» **Texto do exercício**
Um dos nomes do Patriarcado

Pároco da Malveira anunciou afastamento por acusação de abusos

| 28 Mar 2023

Abusos sexuais, vigília, oração, Jerónimos

Vigília de oração pelas vítimas de abusos sexuais na Igreja, promovida por católicos nos Jerónimos, dia 22 de Fevereiro 2023. Foto © António Marujo/7Margens

 

Um dos quatro padres afastados pelo patriarca de Lisboa das suas funções anunciou no domingo, no final das celebrações da missa na Malveira e na Venda do Pinheiro (ambas paróquias de Mafra), onde era pároco, que se afastaria das suas funções até conclusão do inquérito iniciado na sequência do relatório da Comissão Independente e dos testemunhos ali validados – contaram testemunhas oculares ao 7MARGENS.

O padre Teodoro Dias de Sousa já pedira também, quatro dias antes, a demissão do seu cargo de assistente eclesiástico da Academia de Música de Santa Cecília (AMSC), de acordo com notícia da SIC da noite de domingo, 26 de Março.

Em comunicado citado por aquela estação, o conselho administrativo da escola confirmou ter recebido o pedido de demissão, que aceitou “prontamente”. Ao mesmo tempo, a direcção da escola sublinhava que “nunca tomou conhecimento de qualquer acusação ou indício” de que o padre “não tenha, ao longo dos anos da sua ligação com a escola, desempenhado as suas funções com a maior dignidade sacerdotal”.

Para os responsáveis da AMSC, de acordo com o comunicado citado também no Público, estava em causa, apenas, a “salvaguarda inequívoca da imagem da Academia de Música de Santa Cecília, e do código intransigente de princípios de humanismo cristão que sempre a norteou na educação e formação integral dos seus alunos”.

A direcção da escola defendia ainda o “legítimo direito de defesa que assiste face a qualquer acusação e da presunção de inocência que deve prevalecer até ao trânsito em julgado do respectivo processo”.

Teodoro de Sousa é, assim, o segundo dos quatro padres no activo que o Patriarcado de Lisboa decidiu afastar do exercício público do ministério. Na semana passada, o padre Mário Rui Pedras, pároco de São Nicolau e da Madalena, também anunciou em comunicado que era um dos nomes que constava da lista de alegados abusadores de menores que a Comissão Independente para o Estudo dos Abusos Sexuais de Crianças na Igreja Católica entregou a cada bispo. [ver 7MARGENS]

O padre que agora anunciou o seu afastamento nasceu em 1949 e foi ordenado padre em 1978. Fez o curso de Educação pela Arte no Conservatório Nacional e, no Pontifício Instituto de Música Sacra, a licenciatura em Música Sacra e Direcção de Coro e o mestrado em Canto Gregoriano. Foi ainda maestro do Coro da Universidade Católica Portuguesa.

O Patriarcado de Lisboa recebeu uma lista com 24 nomes de alegados abusadores, entregue pela Comissão Independente. Quatro eram padres no activo, agora afastados de funções enquanto aguardam o resultado das investigações iniciais. Um quinto, também ainda em funções, “já tinha sido sujeito a medidas cautelares”, de acordo com o comunicado do Patriarcado, divulgado dia 21.

A lista incluía ainda oito padres que já moreram, dois que estão “doentes e retirados”, três “sem qualquer nomeação” e um que abandonou o ministério. Havia ainda um leigo e os outros quatro nomes não são reconhecidos pela diocese.

De acordo com o comunicado, não há “uma acusação formal a nenhum” dos clérigos e todos eles “solicitaram a rápida busca da verdade e da justiça, abrindo-se agora a investigação prévia de cada um dos casos, que posteriormente será enviada ao Dicastério para a Doutrina da Fé”.

No resto do país, há outros oito padres afastados de funções a partir das listas entregues pela Comissão Independente: três no Porto, dois em Angra do Heroísmo (Açores) e um em cada uma de outras três dioceses: Braga, Évora e Guarda. Na diocese de Leiria-Fátima e no Corpo Nacional de Escutas outros dois leigos foram suspensos.

» **Itens de dados**
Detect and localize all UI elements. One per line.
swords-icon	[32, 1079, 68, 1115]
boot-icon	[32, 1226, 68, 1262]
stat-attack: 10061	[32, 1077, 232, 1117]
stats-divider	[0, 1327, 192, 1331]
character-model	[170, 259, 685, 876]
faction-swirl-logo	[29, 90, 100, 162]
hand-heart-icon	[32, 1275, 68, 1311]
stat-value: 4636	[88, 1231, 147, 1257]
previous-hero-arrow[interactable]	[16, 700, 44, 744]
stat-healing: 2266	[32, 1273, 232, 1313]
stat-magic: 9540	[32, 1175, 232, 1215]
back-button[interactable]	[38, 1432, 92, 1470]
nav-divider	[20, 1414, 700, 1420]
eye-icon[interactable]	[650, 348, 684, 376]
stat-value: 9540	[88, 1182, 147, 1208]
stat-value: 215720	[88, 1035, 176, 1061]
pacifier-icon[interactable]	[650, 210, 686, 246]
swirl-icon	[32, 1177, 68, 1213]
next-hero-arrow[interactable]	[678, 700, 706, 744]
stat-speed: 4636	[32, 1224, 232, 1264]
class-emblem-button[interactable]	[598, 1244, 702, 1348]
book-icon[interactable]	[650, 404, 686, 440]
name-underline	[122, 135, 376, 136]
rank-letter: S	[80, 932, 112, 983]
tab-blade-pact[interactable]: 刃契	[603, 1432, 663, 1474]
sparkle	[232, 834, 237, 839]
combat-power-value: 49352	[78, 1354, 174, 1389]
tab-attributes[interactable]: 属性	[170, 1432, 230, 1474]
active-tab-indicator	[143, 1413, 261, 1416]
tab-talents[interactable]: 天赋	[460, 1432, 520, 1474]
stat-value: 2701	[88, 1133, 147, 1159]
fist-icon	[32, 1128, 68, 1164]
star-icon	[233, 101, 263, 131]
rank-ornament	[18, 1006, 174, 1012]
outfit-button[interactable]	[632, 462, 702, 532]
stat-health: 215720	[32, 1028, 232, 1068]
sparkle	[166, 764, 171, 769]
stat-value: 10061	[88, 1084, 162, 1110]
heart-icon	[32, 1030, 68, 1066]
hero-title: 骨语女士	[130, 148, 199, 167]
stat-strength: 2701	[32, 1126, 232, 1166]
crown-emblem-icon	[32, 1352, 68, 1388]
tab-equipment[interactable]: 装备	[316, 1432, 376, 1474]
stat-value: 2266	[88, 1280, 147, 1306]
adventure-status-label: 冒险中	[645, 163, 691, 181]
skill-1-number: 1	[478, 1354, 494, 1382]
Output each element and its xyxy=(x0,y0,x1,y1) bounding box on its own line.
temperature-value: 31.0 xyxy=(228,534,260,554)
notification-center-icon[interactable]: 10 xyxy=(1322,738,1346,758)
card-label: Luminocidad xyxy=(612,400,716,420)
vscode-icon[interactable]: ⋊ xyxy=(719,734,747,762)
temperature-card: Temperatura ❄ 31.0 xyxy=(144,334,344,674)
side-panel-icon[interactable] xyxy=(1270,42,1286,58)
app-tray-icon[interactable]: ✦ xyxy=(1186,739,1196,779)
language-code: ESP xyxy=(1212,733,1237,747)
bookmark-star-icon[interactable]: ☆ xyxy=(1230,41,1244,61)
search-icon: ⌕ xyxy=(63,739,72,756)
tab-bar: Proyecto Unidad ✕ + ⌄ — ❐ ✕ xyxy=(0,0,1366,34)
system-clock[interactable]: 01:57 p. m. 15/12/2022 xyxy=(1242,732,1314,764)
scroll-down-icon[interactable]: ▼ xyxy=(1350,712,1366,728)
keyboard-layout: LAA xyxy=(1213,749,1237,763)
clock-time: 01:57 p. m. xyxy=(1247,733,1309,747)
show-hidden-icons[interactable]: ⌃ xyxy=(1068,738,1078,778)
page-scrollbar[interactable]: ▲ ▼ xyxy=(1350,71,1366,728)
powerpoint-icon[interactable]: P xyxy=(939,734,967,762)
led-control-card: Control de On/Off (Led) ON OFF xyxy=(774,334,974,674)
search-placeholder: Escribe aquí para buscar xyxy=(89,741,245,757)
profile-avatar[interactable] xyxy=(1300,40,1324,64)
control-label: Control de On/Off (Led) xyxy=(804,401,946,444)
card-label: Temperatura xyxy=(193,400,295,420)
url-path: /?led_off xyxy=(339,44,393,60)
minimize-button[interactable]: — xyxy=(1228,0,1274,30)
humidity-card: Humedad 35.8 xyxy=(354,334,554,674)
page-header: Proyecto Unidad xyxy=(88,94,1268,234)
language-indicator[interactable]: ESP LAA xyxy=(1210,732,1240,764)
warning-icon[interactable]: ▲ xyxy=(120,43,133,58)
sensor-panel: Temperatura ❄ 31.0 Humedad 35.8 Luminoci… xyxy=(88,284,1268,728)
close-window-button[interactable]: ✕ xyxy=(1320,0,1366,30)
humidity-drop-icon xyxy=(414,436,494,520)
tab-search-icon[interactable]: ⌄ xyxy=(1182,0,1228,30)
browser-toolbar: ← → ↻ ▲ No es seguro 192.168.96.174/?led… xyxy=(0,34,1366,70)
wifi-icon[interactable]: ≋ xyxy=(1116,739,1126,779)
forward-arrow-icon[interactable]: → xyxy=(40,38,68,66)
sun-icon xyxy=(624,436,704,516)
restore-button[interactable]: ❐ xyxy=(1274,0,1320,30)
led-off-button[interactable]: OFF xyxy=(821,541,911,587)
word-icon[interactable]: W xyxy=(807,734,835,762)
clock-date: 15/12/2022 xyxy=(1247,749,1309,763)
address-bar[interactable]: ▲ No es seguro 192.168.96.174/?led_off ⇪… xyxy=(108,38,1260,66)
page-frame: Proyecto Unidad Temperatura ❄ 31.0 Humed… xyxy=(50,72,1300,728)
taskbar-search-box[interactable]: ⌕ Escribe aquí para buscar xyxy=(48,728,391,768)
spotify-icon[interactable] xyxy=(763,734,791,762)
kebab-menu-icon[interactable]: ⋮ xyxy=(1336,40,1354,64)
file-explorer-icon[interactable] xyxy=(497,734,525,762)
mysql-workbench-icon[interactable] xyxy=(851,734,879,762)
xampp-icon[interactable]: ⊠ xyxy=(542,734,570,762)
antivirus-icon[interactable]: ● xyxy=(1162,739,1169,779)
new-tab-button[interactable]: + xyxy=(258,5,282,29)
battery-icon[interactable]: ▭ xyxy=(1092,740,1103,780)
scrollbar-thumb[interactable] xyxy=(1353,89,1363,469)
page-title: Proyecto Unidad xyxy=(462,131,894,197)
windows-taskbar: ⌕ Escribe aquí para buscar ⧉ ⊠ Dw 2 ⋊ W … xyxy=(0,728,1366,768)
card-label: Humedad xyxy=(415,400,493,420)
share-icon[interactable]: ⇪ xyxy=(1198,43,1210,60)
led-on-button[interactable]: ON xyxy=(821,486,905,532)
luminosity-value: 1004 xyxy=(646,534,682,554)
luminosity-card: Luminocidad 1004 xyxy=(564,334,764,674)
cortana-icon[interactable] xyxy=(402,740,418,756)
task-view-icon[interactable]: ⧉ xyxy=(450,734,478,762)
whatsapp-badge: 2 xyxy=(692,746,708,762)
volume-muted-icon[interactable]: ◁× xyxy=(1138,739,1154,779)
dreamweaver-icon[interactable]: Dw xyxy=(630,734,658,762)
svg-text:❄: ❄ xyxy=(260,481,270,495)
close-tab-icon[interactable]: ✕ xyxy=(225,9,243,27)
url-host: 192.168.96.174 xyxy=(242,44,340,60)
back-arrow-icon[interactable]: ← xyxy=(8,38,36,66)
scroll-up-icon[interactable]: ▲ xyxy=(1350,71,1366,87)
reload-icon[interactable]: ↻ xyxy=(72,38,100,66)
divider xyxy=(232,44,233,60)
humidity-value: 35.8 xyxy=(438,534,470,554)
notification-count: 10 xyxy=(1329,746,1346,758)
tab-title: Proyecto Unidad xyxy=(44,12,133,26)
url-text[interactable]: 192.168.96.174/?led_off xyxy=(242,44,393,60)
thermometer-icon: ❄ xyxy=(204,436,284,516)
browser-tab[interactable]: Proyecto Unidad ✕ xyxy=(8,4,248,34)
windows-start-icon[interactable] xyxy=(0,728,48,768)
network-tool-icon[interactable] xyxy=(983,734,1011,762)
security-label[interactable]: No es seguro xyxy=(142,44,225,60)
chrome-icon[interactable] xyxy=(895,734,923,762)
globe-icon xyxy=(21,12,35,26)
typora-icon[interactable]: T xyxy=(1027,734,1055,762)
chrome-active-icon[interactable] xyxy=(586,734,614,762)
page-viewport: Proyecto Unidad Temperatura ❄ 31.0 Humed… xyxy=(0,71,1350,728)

» **Instruções a seguir**
Transcreva, do texto sobre o pároco da Malveira, o trecho que vai de "Teodoro de Sousa" até "Universidade Católica Portuguesa.". A listagem não tem qualquer relação com o texto sobre o pároco da Malveira.

» **Resolução da tarefa**
Teodoro de Sousa é, assim, o segundo dos quatro padres no activo que o Patriarcado de Lisboa decidiu afastar do exercício público do ministério. Na semana passada, o padre Mário Rui Pedras, pároco de São Nicolau e da Madalena, também anunciou em comunicado que era um dos nomes que constava da lista de alegados abusadores de menores que a Comissão Independente para o Estudo dos Abusos Sexuais de Crianças na Igreja Católica entregou a cada bispo. [ver 7MARGENS]

O padre que agora anunciou o seu afastamento nasceu em 1949 e foi ordenado padre em 1978. Fez o curso de Educação pela Arte no Conservatório Nacional e, no Pontifício Instituto de Música Sacra, a licenciatura em Música Sacra e Direcção de Coro e o mestrado em Canto Gregoriano. Foi ainda maestro do Coro da Universidade Católica Portuguesa.